[Provided information]:

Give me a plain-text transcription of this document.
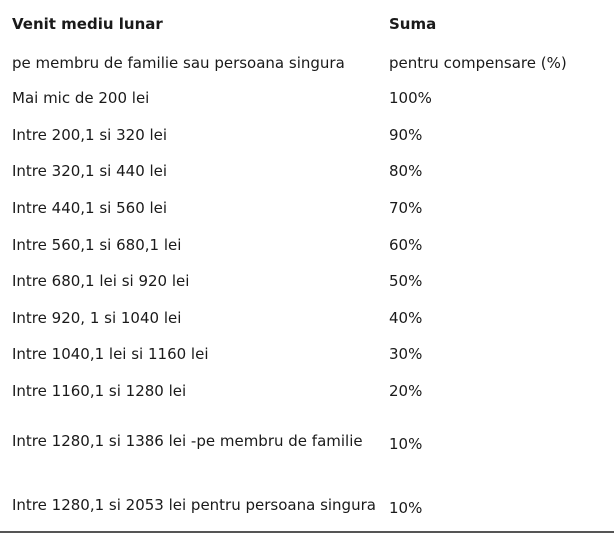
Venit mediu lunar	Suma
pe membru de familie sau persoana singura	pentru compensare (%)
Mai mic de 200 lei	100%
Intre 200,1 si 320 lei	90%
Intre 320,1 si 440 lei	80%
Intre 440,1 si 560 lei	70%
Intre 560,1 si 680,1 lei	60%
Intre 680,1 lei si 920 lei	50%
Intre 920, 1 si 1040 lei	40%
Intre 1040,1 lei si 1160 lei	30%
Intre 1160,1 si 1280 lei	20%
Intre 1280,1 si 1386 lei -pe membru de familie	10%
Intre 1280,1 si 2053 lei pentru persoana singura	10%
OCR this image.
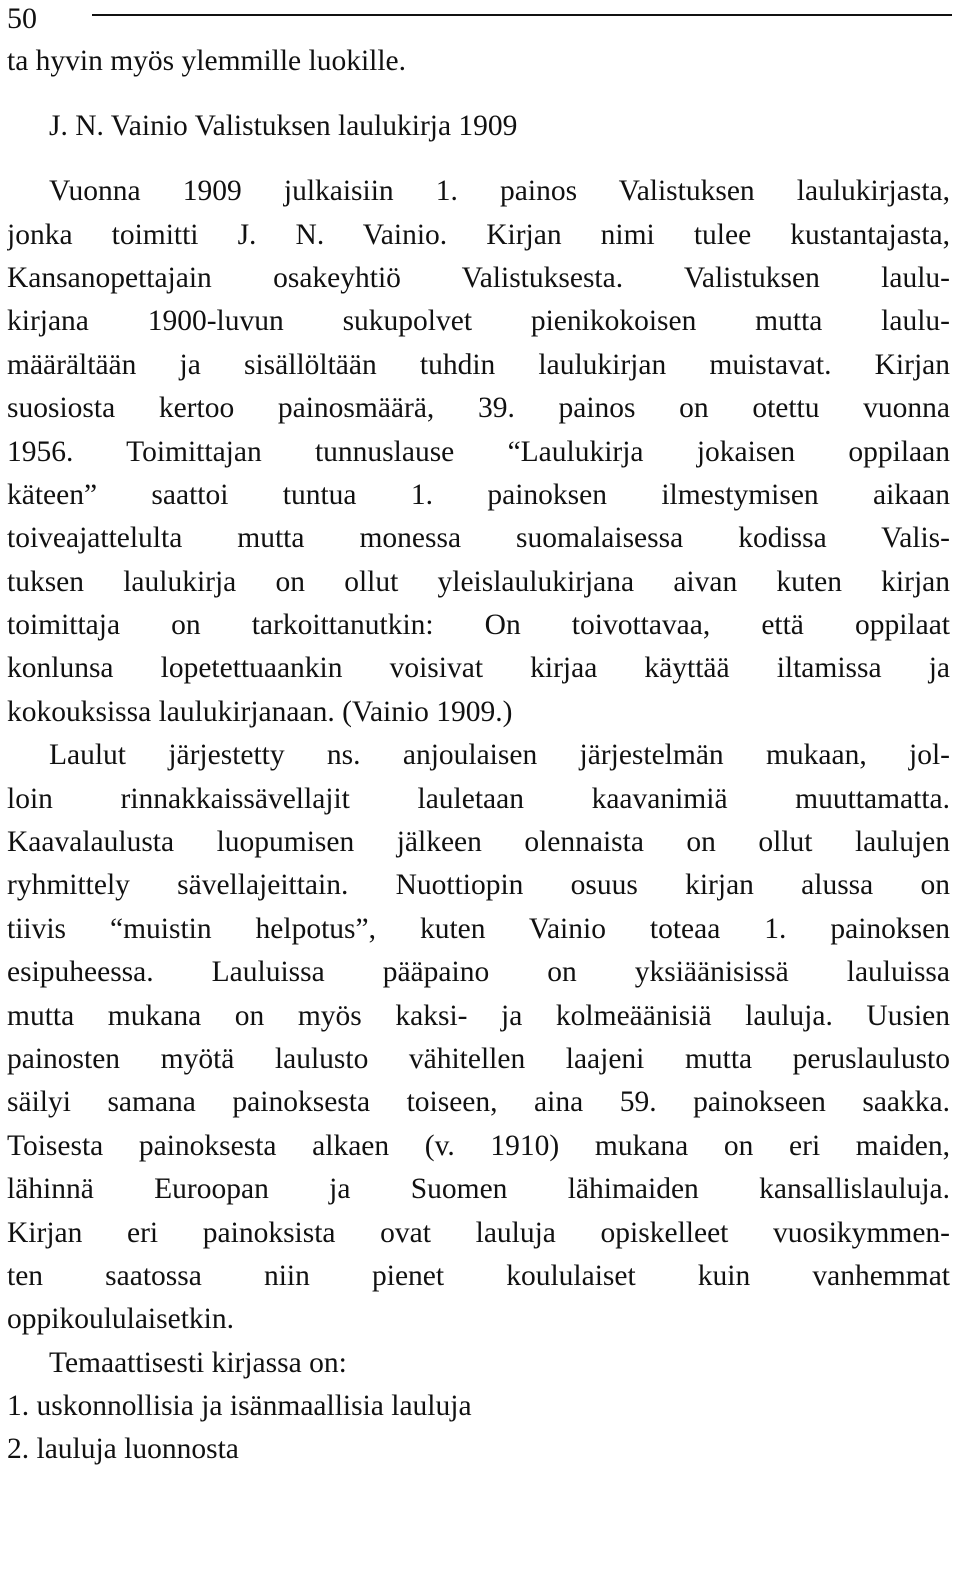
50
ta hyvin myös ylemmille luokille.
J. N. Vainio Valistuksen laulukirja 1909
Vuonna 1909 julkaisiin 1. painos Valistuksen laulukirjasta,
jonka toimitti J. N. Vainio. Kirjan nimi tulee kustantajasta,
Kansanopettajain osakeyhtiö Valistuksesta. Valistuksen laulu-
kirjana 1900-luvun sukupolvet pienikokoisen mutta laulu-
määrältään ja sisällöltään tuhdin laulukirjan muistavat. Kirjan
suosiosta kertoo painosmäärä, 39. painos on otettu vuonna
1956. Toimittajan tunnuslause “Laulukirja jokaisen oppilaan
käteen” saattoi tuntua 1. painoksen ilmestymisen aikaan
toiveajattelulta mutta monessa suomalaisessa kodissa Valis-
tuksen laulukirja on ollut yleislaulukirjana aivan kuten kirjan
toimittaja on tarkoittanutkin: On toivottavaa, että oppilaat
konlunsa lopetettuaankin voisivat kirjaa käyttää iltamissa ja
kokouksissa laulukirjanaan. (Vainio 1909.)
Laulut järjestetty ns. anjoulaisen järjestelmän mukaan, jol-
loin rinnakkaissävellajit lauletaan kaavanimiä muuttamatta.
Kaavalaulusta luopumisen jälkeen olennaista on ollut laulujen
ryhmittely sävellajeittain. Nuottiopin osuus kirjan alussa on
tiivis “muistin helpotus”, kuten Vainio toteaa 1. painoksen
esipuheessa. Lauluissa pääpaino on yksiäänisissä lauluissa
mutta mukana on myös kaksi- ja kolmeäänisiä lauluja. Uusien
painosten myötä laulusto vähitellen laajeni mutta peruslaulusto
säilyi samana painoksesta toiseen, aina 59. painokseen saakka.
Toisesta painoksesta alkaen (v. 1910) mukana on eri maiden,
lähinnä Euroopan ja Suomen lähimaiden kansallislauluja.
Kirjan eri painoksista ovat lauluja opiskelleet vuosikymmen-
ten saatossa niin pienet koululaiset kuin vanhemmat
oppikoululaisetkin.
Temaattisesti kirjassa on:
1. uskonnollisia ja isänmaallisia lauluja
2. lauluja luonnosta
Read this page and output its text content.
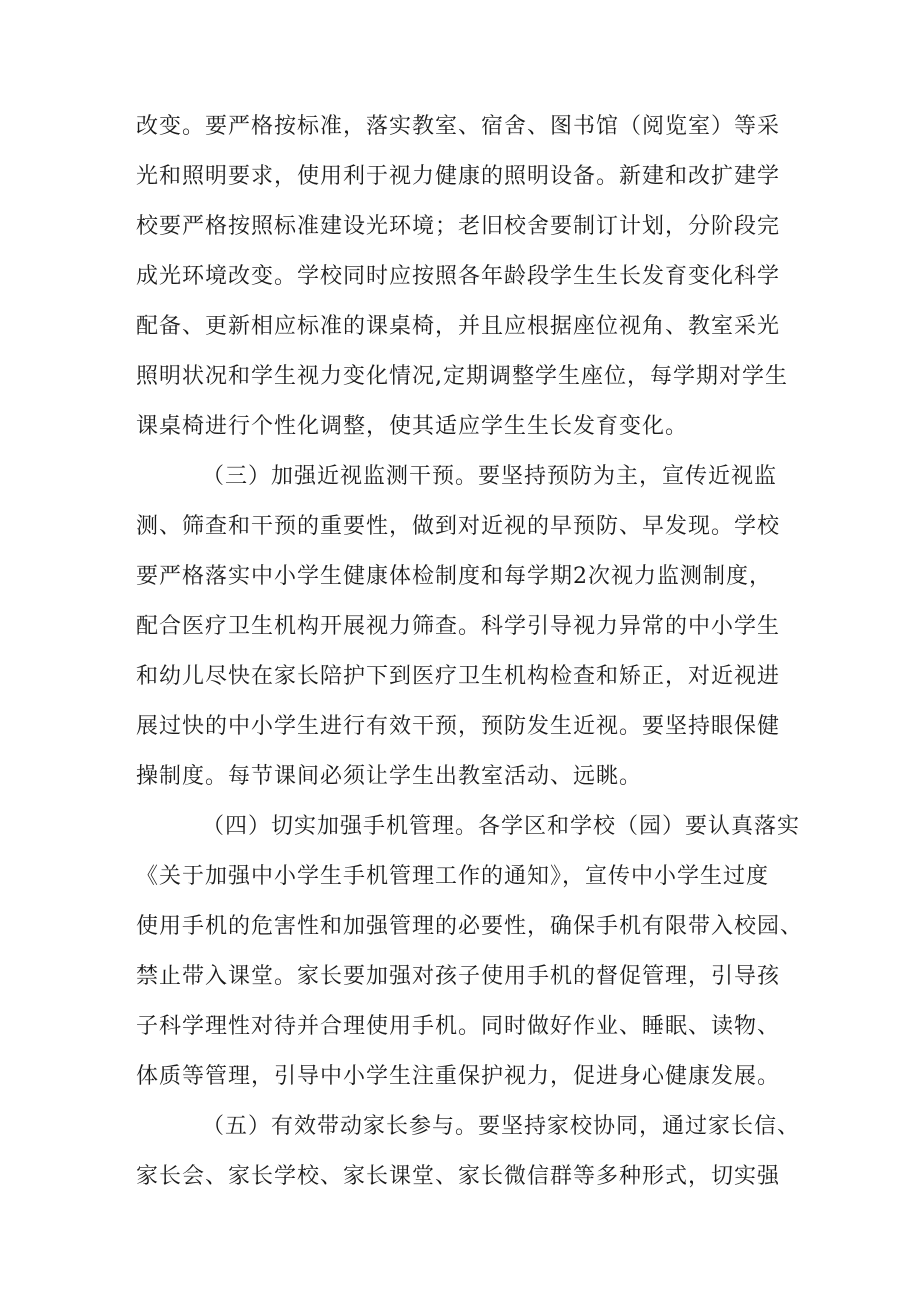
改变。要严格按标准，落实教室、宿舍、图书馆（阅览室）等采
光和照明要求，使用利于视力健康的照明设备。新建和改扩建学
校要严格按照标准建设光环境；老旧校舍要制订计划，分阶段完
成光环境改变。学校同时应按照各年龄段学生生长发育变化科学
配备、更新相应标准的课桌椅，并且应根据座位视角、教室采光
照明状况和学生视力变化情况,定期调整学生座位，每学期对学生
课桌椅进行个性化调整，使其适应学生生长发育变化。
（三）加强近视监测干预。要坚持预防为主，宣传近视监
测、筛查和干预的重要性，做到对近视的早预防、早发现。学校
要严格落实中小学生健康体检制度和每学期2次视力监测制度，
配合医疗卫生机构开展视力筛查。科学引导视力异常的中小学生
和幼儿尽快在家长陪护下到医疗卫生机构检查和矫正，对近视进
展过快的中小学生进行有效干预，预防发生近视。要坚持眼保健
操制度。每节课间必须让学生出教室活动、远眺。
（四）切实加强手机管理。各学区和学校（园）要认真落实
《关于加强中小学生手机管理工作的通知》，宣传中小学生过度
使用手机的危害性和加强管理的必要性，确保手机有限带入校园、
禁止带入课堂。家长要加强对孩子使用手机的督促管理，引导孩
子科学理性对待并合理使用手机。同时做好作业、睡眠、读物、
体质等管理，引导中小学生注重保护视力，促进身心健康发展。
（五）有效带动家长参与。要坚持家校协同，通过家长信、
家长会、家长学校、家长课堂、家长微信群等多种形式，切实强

[Challenge]: Would you set down the listing exactly, omitting pictures?

[Written response]:
Give me a plain-text transcription of this document.
Venit mediu lunar	Suma
pe membru de familie sau persoana singura	pentru compensare (%)
Mai mic de 200 lei	100%
Intre 200,1 si 320 lei	90%
Intre 320,1 si 440 lei	80%
Intre 440,1 si 560 lei	70%
Intre 560,1 si 680,1 lei	60%
Intre 680,1 lei si 920 lei	50%
Intre 920, 1 si 1040 lei	40%
Intre 1040,1 lei si 1160 lei	30%
Intre 1160,1 si 1280 lei	20%
Intre 1280,1 si 1386 lei -pe membru de familie	10%
Intre 1280,1 si 2053 lei pentru persoana singura	10%
OCR this image.
50
ta hyvin myös ylemmille luokille.
J. N. Vainio Valistuksen laulukirja 1909
Vuonna 1909 julkaisiin 1. painos Valistuksen laulukirjasta,
jonka toimitti J. N. Vainio. Kirjan nimi tulee kustantajasta,
Kansanopettajain osakeyhtiö Valistuksesta. Valistuksen laulu-
kirjana 1900-luvun sukupolvet pienikokoisen mutta laulu-
määrältään ja sisällöltään tuhdin laulukirjan muistavat. Kirjan
suosiosta kertoo painosmäärä, 39. painos on otettu vuonna
1956. Toimittajan tunnuslause “Laulukirja jokaisen oppilaan
käteen” saattoi tuntua 1. painoksen ilmestymisen aikaan
toiveajattelulta mutta monessa suomalaisessa kodissa Valis-
tuksen laulukirja on ollut yleislaulukirjana aivan kuten kirjan
toimittaja on tarkoittanutkin: On toivottavaa, että oppilaat
konlunsa lopetettuaankin voisivat kirjaa käyttää iltamissa ja
kokouksissa laulukirjanaan. (Vainio 1909.)
Laulut järjestetty ns. anjoulaisen järjestelmän mukaan, jol-
loin rinnakkaissävellajit lauletaan kaavanimiä muuttamatta.
Kaavalaulusta luopumisen jälkeen olennaista on ollut laulujen
ryhmittely sävellajeittain. Nuottiopin osuus kirjan alussa on
tiivis “muistin helpotus”, kuten Vainio toteaa 1. painoksen
esipuheessa. Lauluissa pääpaino on yksiäänisissä lauluissa
mutta mukana on myös kaksi- ja kolmeäänisiä lauluja. Uusien
painosten myötä laulusto vähitellen laajeni mutta peruslaulusto
säilyi samana painoksesta toiseen, aina 59. painokseen saakka.
Toisesta painoksesta alkaen (v. 1910) mukana on eri maiden,
lähinnä Euroopan ja Suomen lähimaiden kansallislauluja.
Kirjan eri painoksista ovat lauluja opiskelleet vuosikymmen-
ten saatossa niin pienet koululaiset kuin vanhemmat
oppikoululaisetkin.
Temaattisesti kirjassa on:
1. uskonnollisia ja isänmaallisia lauluja
2. lauluja luonnosta
Read this page and output its text content.
改变。要严格按标准，落实教室、宿舍、图书馆（阅览室）等采
光和照明要求，使用利于视力健康的照明设备。新建和改扩建学
校要严格按照标准建设光环境；老旧校舍要制订计划，分阶段完
成光环境改变。学校同时应按照各年龄段学生生长发育变化科学
配备、更新相应标准的课桌椅，并且应根据座位视角、教室采光
照明状况和学生视力变化情况,定期调整学生座位，每学期对学生
课桌椅进行个性化调整，使其适应学生生长发育变化。
（三）加强近视监测干预。要坚持预防为主，宣传近视监
测、筛查和干预的重要性，做到对近视的早预防、早发现。学校
要严格落实中小学生健康体检制度和每学期2次视力监测制度，
配合医疗卫生机构开展视力筛查。科学引导视力异常的中小学生
和幼儿尽快在家长陪护下到医疗卫生机构检查和矫正，对近视进
展过快的中小学生进行有效干预，预防发生近视。要坚持眼保健
操制度。每节课间必须让学生出教室活动、远眺。
（四）切实加强手机管理。各学区和学校（园）要认真落实
《关于加强中小学生手机管理工作的通知》，宣传中小学生过度
使用手机的危害性和加强管理的必要性，确保手机有限带入校园、
禁止带入课堂。家长要加强对孩子使用手机的督促管理，引导孩
子科学理性对待并合理使用手机。同时做好作业、睡眠、读物、
体质等管理，引导中小学生注重保护视力，促进身心健康发展。
（五）有效带动家长参与。要坚持家校协同，通过家长信、
家长会、家长学校、家长课堂、家长微信群等多种形式，切实强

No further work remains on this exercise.